[Saved entries]
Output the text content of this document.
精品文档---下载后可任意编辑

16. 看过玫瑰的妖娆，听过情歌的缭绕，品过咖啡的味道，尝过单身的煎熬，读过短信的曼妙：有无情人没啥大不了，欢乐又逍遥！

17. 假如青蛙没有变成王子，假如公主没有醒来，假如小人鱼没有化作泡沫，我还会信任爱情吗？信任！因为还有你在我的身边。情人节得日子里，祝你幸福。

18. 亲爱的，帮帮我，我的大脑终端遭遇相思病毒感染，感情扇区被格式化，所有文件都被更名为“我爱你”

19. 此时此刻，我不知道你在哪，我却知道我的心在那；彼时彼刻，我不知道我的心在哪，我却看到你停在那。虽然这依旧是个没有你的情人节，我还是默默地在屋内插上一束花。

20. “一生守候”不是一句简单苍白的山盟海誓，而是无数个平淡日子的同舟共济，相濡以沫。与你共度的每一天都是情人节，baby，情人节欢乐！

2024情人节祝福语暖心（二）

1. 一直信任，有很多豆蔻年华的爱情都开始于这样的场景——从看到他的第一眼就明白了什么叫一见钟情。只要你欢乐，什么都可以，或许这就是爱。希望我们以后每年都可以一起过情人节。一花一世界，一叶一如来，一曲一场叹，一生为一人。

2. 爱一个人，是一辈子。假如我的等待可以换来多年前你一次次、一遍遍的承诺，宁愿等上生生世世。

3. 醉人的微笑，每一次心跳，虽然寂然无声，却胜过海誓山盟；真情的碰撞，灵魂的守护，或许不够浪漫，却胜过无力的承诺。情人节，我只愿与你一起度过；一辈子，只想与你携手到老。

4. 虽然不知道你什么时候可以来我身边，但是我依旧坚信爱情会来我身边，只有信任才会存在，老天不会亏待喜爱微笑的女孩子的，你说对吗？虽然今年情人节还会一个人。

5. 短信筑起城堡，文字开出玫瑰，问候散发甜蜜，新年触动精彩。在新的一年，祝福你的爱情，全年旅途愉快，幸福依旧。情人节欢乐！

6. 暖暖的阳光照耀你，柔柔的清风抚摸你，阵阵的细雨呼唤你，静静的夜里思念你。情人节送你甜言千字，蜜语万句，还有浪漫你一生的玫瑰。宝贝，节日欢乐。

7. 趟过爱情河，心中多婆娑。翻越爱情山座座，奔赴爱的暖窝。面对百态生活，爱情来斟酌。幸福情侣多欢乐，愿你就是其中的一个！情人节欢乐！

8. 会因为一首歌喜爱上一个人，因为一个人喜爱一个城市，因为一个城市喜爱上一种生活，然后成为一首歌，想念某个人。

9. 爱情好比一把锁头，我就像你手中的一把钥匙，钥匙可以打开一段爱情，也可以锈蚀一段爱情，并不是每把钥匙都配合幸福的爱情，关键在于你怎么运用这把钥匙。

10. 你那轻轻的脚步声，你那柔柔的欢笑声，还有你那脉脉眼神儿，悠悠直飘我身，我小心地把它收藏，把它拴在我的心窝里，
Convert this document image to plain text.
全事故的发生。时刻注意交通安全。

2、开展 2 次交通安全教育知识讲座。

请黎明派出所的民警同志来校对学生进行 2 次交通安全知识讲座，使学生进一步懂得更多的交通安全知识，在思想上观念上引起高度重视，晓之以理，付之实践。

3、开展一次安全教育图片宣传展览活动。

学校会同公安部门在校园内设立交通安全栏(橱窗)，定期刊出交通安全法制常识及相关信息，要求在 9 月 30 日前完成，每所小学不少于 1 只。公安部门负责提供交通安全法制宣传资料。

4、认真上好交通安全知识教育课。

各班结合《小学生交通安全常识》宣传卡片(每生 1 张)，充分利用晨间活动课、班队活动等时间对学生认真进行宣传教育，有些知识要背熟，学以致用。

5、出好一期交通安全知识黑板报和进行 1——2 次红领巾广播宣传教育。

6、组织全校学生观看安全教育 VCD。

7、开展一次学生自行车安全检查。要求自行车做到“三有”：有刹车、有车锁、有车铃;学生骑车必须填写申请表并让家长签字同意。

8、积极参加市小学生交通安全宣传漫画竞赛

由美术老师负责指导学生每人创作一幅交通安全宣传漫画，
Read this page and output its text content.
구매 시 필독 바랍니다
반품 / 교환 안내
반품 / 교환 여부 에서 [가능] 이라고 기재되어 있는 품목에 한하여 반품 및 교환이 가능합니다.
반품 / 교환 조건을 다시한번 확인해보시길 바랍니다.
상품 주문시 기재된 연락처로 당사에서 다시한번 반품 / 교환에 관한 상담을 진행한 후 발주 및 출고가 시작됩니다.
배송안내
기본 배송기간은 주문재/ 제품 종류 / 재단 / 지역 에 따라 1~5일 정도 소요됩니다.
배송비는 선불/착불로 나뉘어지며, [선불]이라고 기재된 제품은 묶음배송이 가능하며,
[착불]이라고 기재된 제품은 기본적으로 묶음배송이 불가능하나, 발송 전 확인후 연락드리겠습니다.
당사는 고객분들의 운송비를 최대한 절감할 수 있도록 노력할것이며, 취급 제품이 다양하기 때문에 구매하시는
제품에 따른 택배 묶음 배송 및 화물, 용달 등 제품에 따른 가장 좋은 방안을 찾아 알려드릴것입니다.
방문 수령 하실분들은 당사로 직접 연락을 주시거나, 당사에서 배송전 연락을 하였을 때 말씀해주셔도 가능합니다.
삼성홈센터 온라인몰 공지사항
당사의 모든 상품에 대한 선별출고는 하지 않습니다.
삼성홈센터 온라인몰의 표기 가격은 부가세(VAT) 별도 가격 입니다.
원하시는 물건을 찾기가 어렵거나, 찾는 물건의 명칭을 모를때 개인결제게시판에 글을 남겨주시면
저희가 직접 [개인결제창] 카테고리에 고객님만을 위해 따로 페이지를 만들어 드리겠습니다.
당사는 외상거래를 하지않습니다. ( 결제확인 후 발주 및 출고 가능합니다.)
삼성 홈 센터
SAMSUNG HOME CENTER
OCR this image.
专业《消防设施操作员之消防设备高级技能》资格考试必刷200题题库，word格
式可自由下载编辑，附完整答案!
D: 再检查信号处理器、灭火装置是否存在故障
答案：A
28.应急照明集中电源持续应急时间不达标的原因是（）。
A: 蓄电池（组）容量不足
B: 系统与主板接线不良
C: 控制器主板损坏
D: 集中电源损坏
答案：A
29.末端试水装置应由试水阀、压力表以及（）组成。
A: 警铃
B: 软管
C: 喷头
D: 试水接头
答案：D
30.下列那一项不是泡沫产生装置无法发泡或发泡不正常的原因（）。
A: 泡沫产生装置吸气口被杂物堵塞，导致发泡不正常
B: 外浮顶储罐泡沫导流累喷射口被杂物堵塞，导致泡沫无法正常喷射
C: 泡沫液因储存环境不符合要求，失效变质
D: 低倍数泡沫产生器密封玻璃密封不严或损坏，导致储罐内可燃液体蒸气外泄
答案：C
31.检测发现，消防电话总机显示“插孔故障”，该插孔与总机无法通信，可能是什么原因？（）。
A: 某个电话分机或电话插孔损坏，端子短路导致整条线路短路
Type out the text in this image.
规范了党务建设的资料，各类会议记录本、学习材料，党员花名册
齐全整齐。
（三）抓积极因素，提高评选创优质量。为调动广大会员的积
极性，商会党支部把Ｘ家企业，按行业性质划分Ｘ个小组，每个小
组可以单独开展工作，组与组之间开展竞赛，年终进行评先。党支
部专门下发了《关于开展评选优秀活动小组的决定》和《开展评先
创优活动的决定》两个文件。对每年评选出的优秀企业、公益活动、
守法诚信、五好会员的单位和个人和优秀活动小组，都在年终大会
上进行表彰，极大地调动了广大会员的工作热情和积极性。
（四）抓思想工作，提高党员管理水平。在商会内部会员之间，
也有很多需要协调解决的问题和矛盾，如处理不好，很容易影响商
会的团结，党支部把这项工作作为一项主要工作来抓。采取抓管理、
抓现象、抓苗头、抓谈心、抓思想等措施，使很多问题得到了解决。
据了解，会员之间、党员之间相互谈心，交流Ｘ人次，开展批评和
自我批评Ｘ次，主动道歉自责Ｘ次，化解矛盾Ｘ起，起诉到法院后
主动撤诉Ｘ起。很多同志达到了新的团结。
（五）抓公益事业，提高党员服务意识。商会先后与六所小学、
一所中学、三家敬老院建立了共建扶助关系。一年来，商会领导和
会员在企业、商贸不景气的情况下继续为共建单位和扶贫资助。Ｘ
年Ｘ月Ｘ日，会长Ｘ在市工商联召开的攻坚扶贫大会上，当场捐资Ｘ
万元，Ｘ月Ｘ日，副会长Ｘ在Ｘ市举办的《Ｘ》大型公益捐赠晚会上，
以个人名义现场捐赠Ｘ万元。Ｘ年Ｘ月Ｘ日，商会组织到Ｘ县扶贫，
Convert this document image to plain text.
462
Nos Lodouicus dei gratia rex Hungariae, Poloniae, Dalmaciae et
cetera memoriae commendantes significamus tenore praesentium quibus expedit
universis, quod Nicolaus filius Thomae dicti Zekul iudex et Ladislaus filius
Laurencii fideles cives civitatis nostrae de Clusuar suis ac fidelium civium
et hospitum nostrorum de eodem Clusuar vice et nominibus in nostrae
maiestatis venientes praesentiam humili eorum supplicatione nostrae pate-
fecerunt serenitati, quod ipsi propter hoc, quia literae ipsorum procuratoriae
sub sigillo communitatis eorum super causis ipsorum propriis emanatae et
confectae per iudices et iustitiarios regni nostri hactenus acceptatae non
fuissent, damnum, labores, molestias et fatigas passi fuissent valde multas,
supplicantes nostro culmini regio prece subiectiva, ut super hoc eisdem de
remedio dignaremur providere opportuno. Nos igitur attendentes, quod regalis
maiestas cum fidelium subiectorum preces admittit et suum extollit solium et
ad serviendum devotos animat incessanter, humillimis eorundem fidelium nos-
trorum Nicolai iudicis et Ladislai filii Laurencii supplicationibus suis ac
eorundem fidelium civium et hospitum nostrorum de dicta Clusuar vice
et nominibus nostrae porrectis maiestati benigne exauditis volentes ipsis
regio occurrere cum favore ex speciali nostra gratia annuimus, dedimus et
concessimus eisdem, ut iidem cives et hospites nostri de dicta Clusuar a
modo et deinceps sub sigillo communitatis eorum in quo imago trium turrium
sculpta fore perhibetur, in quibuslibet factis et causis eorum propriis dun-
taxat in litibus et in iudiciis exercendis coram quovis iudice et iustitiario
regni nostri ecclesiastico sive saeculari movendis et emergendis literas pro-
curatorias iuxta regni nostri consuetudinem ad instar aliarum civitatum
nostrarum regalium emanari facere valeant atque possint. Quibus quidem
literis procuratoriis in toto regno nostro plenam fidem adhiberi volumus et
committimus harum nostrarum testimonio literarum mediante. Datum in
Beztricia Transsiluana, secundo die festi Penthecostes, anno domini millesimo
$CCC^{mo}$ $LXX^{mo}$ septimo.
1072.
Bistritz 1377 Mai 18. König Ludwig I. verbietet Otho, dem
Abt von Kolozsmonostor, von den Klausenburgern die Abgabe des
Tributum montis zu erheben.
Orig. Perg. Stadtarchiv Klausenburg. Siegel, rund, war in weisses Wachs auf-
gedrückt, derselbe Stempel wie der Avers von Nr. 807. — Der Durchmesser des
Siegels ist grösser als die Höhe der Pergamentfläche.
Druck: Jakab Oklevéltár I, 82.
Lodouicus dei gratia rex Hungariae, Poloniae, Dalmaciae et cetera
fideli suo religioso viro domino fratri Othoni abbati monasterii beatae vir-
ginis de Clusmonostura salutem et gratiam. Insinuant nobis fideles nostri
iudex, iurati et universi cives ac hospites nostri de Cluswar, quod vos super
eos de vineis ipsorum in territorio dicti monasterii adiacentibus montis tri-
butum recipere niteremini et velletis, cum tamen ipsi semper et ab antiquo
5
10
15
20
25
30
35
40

**Prompt**:
Copy each line of the data that contains the word "quod".

**Task response**:
universis, quod Nicolaus filius Thomae dicti Zekul iudex et Ladislaus filius
fecerunt serenitati, quod ipsi propter hoc, quia literae ipsorum procuratoriae
remedio dignaremur providere opportuno. Nos igitur attendentes, quod regalis
iudex, iurati et universi cives ac hospites nostri de Cluswar, quod vos super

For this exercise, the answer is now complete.